From the first line to the last, restate the data word for word.

-- Supplied information --
[Start of Attachment]

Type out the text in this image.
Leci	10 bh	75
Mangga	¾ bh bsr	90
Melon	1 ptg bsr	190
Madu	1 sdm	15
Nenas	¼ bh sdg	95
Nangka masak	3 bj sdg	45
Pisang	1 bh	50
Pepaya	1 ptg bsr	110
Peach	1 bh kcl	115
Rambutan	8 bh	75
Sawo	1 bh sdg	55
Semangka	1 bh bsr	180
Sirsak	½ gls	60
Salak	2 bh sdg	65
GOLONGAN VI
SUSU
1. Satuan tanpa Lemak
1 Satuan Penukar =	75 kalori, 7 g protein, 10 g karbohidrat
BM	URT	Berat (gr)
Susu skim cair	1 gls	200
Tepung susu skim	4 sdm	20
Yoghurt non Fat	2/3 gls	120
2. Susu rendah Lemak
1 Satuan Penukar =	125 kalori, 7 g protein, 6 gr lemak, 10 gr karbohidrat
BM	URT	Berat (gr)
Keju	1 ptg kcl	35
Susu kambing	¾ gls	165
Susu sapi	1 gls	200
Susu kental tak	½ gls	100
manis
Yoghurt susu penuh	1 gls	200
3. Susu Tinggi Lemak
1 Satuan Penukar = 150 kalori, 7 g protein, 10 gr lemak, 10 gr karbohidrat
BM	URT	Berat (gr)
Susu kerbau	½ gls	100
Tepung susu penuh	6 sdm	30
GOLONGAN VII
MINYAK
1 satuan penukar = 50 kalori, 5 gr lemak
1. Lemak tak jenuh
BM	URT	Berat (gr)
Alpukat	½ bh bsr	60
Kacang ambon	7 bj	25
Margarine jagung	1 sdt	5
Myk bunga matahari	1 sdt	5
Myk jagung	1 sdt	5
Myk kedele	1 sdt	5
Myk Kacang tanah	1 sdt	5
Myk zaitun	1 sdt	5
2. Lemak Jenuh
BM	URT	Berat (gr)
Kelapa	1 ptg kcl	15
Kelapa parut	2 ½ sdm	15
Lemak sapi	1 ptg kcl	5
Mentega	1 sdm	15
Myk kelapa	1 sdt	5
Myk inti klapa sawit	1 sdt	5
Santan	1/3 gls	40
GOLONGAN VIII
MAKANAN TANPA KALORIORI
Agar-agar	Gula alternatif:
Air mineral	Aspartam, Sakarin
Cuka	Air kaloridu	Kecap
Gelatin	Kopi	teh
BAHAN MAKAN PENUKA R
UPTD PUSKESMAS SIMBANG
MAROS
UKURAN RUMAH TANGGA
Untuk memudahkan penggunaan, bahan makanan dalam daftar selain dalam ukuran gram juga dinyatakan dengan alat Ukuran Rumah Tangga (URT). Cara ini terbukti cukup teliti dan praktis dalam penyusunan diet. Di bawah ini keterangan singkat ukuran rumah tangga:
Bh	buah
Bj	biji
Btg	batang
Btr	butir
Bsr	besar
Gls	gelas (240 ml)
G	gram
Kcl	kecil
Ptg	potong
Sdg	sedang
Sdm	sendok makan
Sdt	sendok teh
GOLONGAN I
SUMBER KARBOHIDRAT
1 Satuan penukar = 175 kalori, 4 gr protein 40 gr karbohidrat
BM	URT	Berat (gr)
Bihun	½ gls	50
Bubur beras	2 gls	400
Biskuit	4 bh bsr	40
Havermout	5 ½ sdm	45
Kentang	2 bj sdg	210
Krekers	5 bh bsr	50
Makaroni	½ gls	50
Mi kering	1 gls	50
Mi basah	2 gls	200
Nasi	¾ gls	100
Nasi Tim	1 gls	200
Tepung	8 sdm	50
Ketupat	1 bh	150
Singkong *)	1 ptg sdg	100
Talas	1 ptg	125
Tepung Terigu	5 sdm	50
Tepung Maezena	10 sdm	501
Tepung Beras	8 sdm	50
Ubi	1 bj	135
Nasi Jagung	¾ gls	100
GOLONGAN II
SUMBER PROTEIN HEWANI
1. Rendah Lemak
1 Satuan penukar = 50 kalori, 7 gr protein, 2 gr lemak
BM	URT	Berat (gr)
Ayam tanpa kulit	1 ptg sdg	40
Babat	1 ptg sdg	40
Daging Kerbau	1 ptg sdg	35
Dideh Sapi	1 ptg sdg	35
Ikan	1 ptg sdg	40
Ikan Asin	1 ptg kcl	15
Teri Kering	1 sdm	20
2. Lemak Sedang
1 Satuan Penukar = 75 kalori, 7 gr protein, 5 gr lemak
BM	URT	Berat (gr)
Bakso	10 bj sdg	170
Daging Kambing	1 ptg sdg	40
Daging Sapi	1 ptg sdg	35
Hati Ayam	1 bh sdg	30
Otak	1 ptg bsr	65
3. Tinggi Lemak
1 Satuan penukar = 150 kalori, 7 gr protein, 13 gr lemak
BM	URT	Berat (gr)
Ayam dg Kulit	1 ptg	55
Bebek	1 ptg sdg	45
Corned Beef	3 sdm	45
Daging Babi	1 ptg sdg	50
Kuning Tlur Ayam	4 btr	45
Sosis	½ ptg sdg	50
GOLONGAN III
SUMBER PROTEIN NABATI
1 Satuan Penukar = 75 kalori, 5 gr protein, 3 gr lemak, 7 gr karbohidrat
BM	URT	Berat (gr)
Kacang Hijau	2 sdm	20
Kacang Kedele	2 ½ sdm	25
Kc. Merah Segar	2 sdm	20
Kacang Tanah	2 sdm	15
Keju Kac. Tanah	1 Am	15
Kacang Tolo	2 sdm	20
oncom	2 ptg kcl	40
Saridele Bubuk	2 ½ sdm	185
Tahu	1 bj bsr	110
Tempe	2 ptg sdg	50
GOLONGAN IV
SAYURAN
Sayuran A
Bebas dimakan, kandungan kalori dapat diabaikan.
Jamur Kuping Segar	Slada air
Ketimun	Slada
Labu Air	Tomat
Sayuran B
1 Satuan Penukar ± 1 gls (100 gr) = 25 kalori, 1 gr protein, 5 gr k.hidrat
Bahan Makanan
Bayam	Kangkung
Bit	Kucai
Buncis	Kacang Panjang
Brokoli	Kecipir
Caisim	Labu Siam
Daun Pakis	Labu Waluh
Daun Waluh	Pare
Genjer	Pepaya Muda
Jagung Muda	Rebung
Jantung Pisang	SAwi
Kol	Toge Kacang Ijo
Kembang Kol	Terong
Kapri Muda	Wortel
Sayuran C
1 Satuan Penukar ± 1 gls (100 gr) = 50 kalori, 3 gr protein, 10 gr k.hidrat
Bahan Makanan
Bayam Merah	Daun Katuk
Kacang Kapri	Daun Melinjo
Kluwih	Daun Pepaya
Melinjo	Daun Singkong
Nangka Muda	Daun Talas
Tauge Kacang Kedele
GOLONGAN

[End of Attachment]

-- Solution to the problem --
Type out the text in this image.
Leci	10 bh	75
Mangga	¾ bh bsr	90
Melon	1 ptg bsr	190
Madu	1 sdm	15
Nenas	¼ bh sdg	95
Nangka masak	3 bj sdg	45
Pisang	1 bh	50
Pepaya	1 ptg bsr	110
Peach	1 bh kcl	115
Rambutan	8 bh	75
Sawo	1 bh sdg	55
Semangka	1 bh bsr	180
Sirsak	½ gls	60
Salak	2 bh sdg	65
GOLONGAN VI
SUSU
1. Satuan tanpa Lemak
1 Satuan Penukar =	75 kalori, 7 g protein, 10 g karbohidrat
BM	URT	Berat (gr)
Susu skim cair	1 gls	200
Tepung susu skim	4 sdm	20
Yoghurt non Fat	2/3 gls	120
2. Susu rendah Lemak
1 Satuan Penukar =	125 kalori, 7 g protein, 6 gr lemak, 10 gr karbohidrat
BM	URT	Berat (gr)
Keju	1 ptg kcl	35
Susu kambing	¾ gls	165
Susu sapi	1 gls	200
Susu kental tak	½ gls	100
manis
Yoghurt susu penuh	1 gls	200
3. Susu Tinggi Lemak
1 Satuan Penukar = 150 kalori, 7 g protein, 10 gr lemak, 10 gr karbohidrat
BM	URT	Berat (gr)
Susu kerbau	½ gls	100
Tepung susu penuh	6 sdm	30
GOLONGAN VII
MINYAK
1 satuan penukar = 50 kalori, 5 gr lemak
1. Lemak tak jenuh
BM	URT	Berat (gr)
Alpukat	½ bh bsr	60
Kacang ambon	7 bj	25
Margarine jagung	1 sdt	5
Myk bunga matahari	1 sdt	5
Myk jagung	1 sdt	5
Myk kedele	1 sdt	5
Myk Kacang tanah	1 sdt	5
Myk zaitun	1 sdt	5
2. Lemak Jenuh
BM	URT	Berat (gr)
Kelapa	1 ptg kcl	15
Kelapa parut	2 ½ sdm	15
Lemak sapi	1 ptg kcl	5
Mentega	1 sdm	15
Myk kelapa	1 sdt	5
Myk inti klapa sawit	1 sdt	5
Santan	1/3 gls	40
GOLONGAN VIII
MAKANAN TANPA KALORIORI
Agar-agar	Gula alternatif:
Air mineral	Aspartam, Sakarin
Cuka	Air kaloridu	Kecap
Gelatin	Kopi	teh
BAHAN MAKAN PENUKA R
UPTD PUSKESMAS SIMBANG
MAROS
UKURAN RUMAH TANGGA
Untuk memudahkan penggunaan, bahan makanan dalam daftar selain dalam ukuran gram juga dinyatakan dengan alat Ukuran Rumah Tangga (URT). Cara ini terbukti cukup teliti dan praktis dalam penyusunan diet. Di bawah ini keterangan singkat ukuran rumah tangga:
Bh	buah
Bj	biji
Btg	batang
Btr	butir
Bsr	besar
Gls	gelas (240 ml)
G	gram
Kcl	kecil
Ptg	potong
Sdg	sedang
Sdm	sendok makan
Sdt	sendok teh
GOLONGAN I
SUMBER KARBOHIDRAT
1 Satuan penukar = 175 kalori, 4 gr protein 40 gr karbohidrat
BM	URT	Berat (gr)
Bihun	½ gls	50
Bubur beras	2 gls	400
Biskuit	4 bh bsr	40
Havermout	5 ½ sdm	45
Kentang	2 bj sdg	210
Krekers	5 bh bsr	50
Makaroni	½ gls	50
Mi kering	1 gls	50
Mi basah	2 gls	200
Nasi	¾ gls	100
Nasi Tim	1 gls	200
Tepung	8 sdm	50
Ketupat	1 bh	150
Singkong *)	1 ptg sdg	100
Talas	1 ptg	125
Tepung Terigu	5 sdm	50
Tepung Maezena	10 sdm	501
Tepung Beras	8 sdm	50
Ubi	1 bj	135
Nasi Jagung	¾ gls	100
GOLONGAN II
SUMBER PROTEIN HEWANI
1. Rendah Lemak
1 Satuan penukar = 50 kalori, 7 gr protein, 2 gr lemak
BM	URT	Berat (gr)
Ayam tanpa kulit	1 ptg sdg	40
Babat	1 ptg sdg	40
Daging Kerbau	1 ptg sdg	35
Dideh Sapi	1 ptg sdg	35
Ikan	1 ptg sdg	40
Ikan Asin	1 ptg kcl	15
Teri Kering	1 sdm	20
2. Lemak Sedang
1 Satuan Penukar = 75 kalori, 7 gr protein, 5 gr lemak
BM	URT	Berat (gr)
Bakso	10 bj sdg	170
Daging Kambing	1 ptg sdg	40
Daging Sapi	1 ptg sdg	35
Hati Ayam	1 bh sdg	30
Otak	1 ptg bsr	65
3. Tinggi Lemak
1 Satuan penukar = 150 kalori, 7 gr protein, 13 gr lemak
BM	URT	Berat (gr)
Ayam dg Kulit	1 ptg	55
Bebek	1 ptg sdg	45
Corned Beef	3 sdm	45
Daging Babi	1 ptg sdg	50
Kuning Tlur Ayam	4 btr	45
Sosis	½ ptg sdg	50
GOLONGAN III
SUMBER PROTEIN NABATI
1 Satuan Penukar = 75 kalori, 5 gr protein, 3 gr lemak, 7 gr karbohidrat
BM	URT	Berat (gr)
Kacang Hijau	2 sdm	20
Kacang Kedele	2 ½ sdm	25
Kc. Merah Segar	2 sdm	20
Kacang Tanah	2 sdm	15
Keju Kac. Tanah	1 Am	15
Kacang Tolo	2 sdm	20
oncom	2 ptg kcl	40
Saridele Bubuk	2 ½ sdm	185
Tahu	1 bj bsr	110
Tempe	2 ptg sdg	50
GOLONGAN IV
SAYURAN
Sayuran A
Bebas dimakan, kandungan kalori dapat diabaikan.
Jamur Kuping Segar	Slada air
Ketimun	Slada
Labu Air	Tomat
Sayuran B
1 Satuan Penukar ± 1 gls (100 gr) = 25 kalori, 1 gr protein, 5 gr k.hidrat
Bahan Makanan
Bayam	Kangkung
Bit	Kucai
Buncis	Kacang Panjang
Brokoli	Kecipir
Caisim	Labu Siam
Daun Pakis	Labu Waluh
Daun Waluh	Pare
Genjer	Pepaya Muda
Jagung Muda	Rebung
Jantung Pisang	SAwi
Kol	Toge Kacang Ijo
Kembang Kol	Terong
Kapri Muda	Wortel
Sayuran C
1 Satuan Penukar ± 1 gls (100 gr) = 50 kalori, 3 gr protein, 10 gr k.hidrat
Bahan Makanan
Bayam Merah	Daun Katuk
Kacang Kapri	Daun Melinjo
Kluwih	Daun Pepaya
Melinjo	Daun Singkong
Nangka Muda	Daun Talas
Tauge Kacang Kedele
GOLONGAN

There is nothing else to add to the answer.